Copy the lines running from the line that contains "What elements are" up to and including the line that contains "exponent: 2 [431,283,437,292]", and leave the pictures out of your answer.

Material provided →
________________________

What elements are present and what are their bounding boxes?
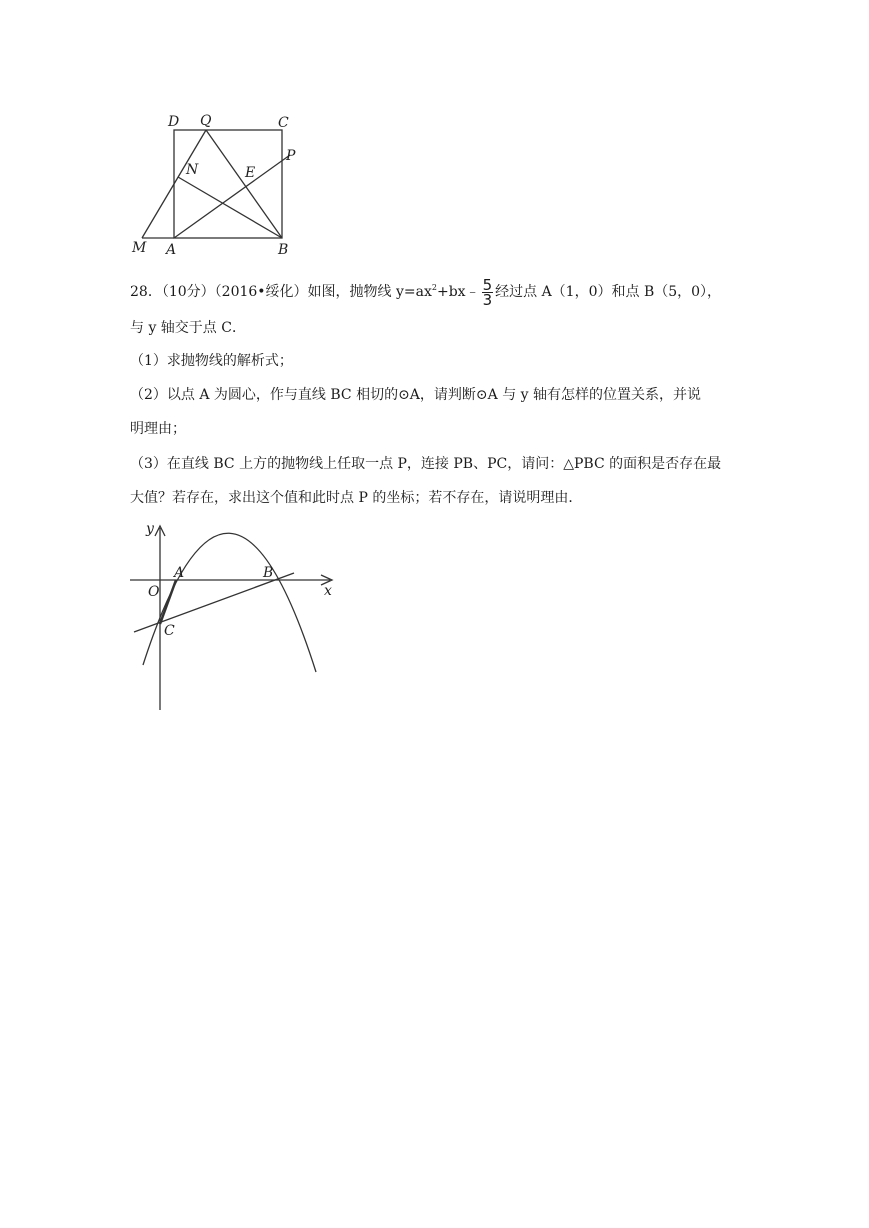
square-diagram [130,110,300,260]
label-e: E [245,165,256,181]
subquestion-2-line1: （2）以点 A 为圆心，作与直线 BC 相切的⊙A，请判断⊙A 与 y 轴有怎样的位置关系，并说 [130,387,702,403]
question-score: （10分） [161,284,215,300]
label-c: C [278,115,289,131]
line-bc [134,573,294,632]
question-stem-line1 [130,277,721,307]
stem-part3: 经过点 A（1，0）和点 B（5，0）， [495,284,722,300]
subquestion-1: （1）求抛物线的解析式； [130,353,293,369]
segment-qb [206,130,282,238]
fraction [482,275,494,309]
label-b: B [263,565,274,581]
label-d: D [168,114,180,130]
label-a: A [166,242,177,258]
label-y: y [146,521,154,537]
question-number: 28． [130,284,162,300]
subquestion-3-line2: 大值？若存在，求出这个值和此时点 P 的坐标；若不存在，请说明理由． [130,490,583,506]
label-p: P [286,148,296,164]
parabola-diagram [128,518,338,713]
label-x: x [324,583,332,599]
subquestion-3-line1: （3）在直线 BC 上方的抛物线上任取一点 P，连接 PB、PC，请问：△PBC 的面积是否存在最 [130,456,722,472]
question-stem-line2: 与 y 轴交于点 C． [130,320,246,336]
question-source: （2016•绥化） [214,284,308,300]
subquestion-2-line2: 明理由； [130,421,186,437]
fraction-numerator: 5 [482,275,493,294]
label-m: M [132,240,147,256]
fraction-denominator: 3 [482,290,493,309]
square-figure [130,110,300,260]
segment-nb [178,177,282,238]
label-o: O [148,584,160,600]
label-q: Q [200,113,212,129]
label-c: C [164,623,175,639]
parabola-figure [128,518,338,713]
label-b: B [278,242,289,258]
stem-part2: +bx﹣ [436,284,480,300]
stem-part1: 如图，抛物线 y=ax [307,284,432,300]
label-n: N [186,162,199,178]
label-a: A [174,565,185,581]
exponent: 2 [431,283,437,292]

________________________

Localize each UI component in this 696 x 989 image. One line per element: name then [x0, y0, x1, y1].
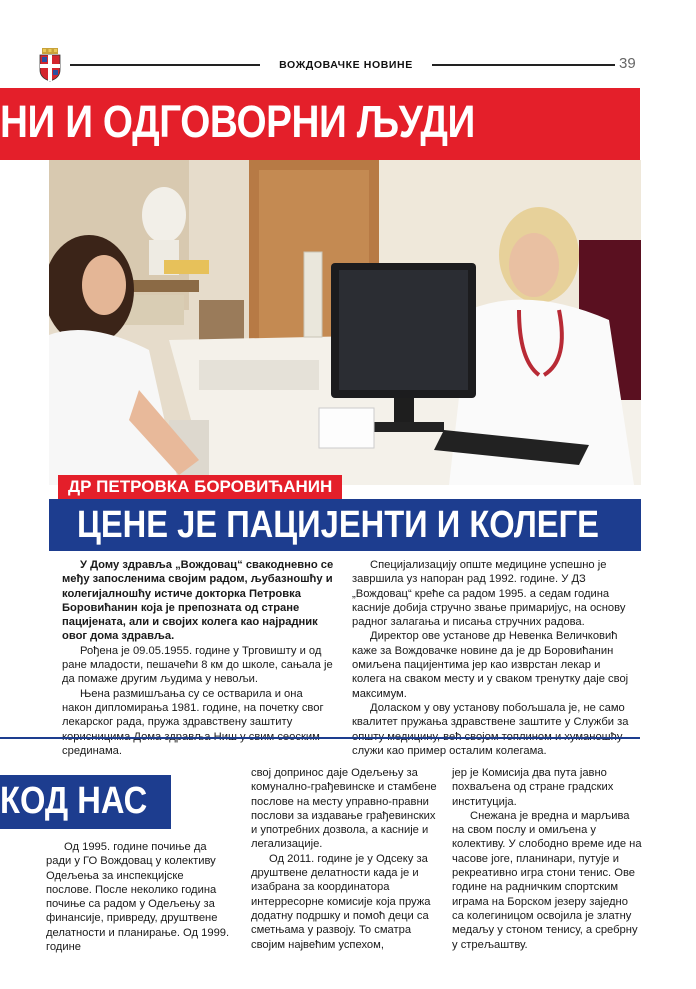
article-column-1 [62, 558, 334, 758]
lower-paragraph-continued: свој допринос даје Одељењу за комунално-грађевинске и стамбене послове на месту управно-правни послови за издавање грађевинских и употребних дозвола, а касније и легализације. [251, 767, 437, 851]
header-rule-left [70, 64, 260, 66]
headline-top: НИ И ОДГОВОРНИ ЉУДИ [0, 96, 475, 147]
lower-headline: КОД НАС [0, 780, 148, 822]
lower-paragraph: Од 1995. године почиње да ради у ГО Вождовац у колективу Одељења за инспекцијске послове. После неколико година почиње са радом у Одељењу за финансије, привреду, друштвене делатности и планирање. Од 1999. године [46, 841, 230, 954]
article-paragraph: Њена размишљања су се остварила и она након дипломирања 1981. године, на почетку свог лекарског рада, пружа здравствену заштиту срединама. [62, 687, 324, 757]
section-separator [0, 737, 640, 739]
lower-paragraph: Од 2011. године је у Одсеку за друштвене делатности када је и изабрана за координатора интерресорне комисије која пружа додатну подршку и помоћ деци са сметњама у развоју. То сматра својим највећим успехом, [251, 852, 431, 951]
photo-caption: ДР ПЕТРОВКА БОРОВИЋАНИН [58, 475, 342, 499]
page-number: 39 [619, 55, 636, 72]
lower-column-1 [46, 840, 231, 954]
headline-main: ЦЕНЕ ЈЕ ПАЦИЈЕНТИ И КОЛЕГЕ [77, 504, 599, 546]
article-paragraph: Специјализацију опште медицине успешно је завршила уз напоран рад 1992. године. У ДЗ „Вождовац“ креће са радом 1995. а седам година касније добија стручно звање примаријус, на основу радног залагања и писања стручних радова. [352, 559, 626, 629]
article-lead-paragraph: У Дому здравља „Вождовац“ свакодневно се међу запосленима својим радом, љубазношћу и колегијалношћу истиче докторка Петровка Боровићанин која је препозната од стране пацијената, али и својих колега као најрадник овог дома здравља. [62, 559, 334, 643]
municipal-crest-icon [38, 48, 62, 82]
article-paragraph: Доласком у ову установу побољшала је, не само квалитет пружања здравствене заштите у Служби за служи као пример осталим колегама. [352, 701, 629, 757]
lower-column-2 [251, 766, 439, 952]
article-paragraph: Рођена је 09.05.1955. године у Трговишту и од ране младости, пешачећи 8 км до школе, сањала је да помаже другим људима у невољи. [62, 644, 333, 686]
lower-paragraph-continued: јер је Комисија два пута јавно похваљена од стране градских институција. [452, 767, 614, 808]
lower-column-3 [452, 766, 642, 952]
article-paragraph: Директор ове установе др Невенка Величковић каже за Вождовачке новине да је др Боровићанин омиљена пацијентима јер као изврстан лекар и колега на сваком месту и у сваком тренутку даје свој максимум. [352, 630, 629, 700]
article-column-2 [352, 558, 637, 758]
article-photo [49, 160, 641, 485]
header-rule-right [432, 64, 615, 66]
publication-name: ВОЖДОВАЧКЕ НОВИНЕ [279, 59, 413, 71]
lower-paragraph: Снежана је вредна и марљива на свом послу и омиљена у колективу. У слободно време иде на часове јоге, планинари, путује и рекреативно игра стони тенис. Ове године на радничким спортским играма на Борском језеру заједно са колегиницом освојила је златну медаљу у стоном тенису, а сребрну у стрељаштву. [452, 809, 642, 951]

________________________

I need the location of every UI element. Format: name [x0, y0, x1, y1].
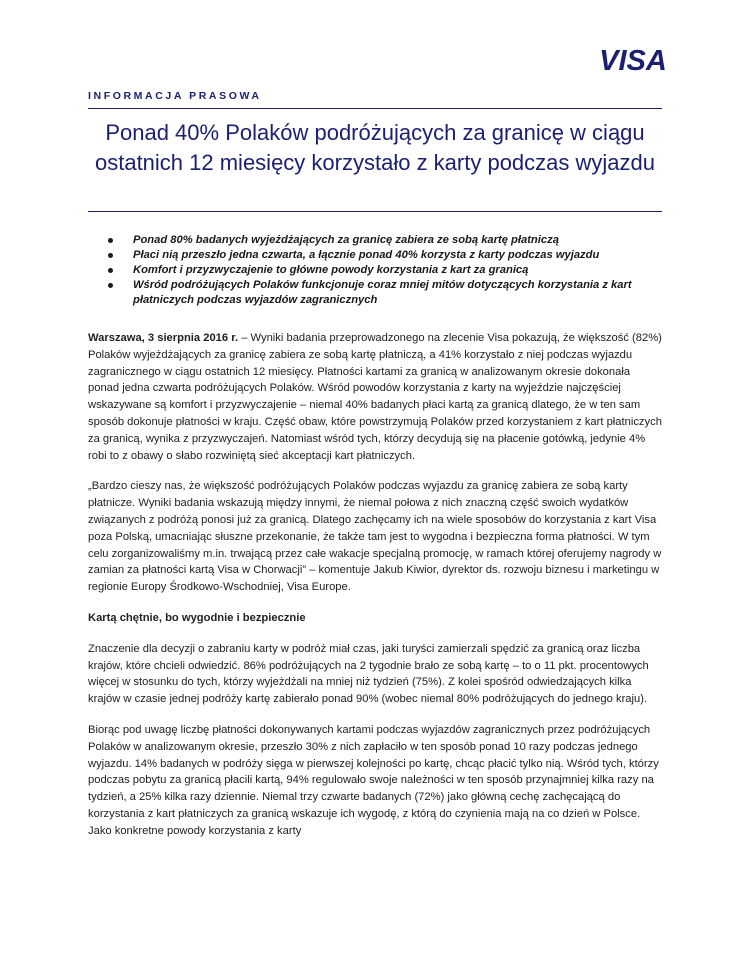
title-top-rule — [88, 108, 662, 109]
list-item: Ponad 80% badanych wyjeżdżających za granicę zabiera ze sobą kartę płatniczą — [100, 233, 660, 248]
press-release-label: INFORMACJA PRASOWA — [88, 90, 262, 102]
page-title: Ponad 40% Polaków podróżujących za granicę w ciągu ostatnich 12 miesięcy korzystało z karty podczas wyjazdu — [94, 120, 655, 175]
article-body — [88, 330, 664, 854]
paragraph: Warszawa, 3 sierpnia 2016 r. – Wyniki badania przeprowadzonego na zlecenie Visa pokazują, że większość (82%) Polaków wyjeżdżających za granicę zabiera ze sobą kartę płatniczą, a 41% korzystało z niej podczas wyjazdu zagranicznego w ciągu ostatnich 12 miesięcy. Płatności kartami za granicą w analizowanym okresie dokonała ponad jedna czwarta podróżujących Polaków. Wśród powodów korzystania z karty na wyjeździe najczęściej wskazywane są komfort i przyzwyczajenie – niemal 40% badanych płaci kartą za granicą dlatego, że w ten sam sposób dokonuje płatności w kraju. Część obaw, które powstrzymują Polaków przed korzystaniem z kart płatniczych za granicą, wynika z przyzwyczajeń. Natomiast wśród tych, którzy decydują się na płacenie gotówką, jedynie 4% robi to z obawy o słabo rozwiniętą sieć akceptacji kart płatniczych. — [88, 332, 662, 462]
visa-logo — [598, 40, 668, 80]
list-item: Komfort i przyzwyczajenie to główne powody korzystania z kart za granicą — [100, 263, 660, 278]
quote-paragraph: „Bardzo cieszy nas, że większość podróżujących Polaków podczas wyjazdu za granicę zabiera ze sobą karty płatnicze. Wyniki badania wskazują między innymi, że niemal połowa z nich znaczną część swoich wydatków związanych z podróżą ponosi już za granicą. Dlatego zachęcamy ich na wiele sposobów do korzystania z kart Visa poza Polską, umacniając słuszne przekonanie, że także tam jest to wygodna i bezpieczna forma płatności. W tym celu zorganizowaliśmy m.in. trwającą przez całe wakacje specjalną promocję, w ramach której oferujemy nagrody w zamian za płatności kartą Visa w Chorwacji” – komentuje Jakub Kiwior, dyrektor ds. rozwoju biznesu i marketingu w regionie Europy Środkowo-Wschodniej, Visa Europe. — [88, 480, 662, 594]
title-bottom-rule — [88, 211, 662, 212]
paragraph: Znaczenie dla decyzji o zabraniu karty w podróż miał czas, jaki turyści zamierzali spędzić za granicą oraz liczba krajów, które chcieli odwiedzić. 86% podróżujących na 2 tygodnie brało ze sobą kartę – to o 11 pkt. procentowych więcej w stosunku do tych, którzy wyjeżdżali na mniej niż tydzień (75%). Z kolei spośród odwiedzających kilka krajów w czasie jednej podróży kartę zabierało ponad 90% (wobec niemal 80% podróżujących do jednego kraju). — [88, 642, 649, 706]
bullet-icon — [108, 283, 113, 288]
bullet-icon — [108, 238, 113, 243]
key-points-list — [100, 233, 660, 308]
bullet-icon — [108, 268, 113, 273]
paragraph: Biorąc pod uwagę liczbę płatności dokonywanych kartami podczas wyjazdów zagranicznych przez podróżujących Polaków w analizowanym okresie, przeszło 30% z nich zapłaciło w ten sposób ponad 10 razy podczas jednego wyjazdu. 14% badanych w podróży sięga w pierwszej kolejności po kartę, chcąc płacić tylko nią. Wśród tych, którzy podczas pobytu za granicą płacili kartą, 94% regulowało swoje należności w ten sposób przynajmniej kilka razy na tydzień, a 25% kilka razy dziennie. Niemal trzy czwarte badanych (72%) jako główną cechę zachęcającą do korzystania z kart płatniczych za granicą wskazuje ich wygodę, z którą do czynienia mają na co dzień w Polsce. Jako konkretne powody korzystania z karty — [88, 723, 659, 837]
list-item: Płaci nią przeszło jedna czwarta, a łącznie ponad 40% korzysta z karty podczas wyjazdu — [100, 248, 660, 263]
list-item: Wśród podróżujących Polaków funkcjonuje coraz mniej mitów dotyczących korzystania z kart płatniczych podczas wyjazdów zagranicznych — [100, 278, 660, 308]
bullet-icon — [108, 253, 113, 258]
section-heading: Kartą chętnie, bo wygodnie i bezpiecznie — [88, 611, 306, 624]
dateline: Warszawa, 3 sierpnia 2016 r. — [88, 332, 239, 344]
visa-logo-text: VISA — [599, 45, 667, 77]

________________________

Written answer →
What elements are present and what are their bounding boxes?
square-diagram [130,110,300,260]
label-e: E [245,165,256,181]
subquestion-2-line1: （2）以点 A 为圆心，作与直线 BC 相切的⊙A，请判断⊙A 与 y 轴有怎样的位置关系，并说 [130,387,702,403]
question-score: （10分） [161,284,215,300]
label-c: C [278,115,289,131]
line-bc [134,573,294,632]
question-stem-line1 [130,277,721,307]
stem-part3: 经过点 A（1，0）和点 B（5，0）， [495,284,722,300]
subquestion-1: （1）求抛物线的解析式； [130,353,293,369]
segment-qb [206,130,282,238]
fraction [482,275,494,309]
label-b: B [263,565,274,581]
label-d: D [168,114,180,130]
label-a: A [166,242,177,258]
label-y: y [146,521,154,537]
question-number: 28． [130,284,162,300]
subquestion-3-line2: 大值？若存在，求出这个值和此时点 P 的坐标；若不存在，请说明理由． [130,490,583,506]
label-p: P [286,148,296,164]
parabola-diagram [128,518,338,713]
label-x: x [324,583,332,599]
subquestion-3-line1: （3）在直线 BC 上方的抛物线上任取一点 P，连接 PB、PC，请问：△PBC 的面积是否存在最 [130,456,722,472]
question-stem-line2: 与 y 轴交于点 C． [130,320,246,336]
question-source: （2016•绥化） [214,284,308,300]
subquestion-2-line2: 明理由； [130,421,186,437]
fraction-numerator: 5 [482,275,493,294]
label-m: M [132,240,147,256]
fraction-denominator: 3 [482,290,493,309]
square-figure [130,110,300,260]
segment-nb [178,177,282,238]
label-o: O [148,584,160,600]
label-q: Q [200,113,212,129]
label-c: C [164,623,175,639]
parabola-figure [128,518,338,713]
label-b: B [278,242,289,258]
stem-part2: +bx﹣ [436,284,480,300]
stem-part1: 如图，抛物线 y=ax [307,284,432,300]
label-n: N [186,162,199,178]
label-a: A [174,565,185,581]
exponent: 2 [431,283,437,292]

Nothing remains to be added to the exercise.